* [Directions for this task] Show all lines holding the string "text".
— START OF Listed records —
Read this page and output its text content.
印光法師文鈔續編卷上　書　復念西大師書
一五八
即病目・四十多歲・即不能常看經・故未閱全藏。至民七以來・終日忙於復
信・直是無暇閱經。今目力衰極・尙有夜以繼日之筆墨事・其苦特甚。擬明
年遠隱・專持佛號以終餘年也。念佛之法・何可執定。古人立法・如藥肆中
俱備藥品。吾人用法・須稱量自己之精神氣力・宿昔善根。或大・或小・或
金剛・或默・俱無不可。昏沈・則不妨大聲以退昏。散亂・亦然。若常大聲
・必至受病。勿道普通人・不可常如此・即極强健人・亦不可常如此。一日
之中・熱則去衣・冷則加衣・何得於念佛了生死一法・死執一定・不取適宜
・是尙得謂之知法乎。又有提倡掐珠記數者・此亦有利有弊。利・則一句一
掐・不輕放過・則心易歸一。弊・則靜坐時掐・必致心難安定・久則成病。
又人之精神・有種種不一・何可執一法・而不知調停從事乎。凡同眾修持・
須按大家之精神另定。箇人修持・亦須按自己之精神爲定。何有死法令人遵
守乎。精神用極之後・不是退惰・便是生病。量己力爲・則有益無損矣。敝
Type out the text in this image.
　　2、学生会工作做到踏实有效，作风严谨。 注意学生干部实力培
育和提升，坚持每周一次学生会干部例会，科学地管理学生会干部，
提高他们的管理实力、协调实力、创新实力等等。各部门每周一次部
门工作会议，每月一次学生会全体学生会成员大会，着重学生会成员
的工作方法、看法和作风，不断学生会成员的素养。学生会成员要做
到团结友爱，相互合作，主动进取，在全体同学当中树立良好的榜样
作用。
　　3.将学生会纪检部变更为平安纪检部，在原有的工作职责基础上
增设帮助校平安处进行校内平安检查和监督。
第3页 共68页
— END OF Listed records —
* [Output for this task]
Read this page and output its text content.
Type out the text in this image.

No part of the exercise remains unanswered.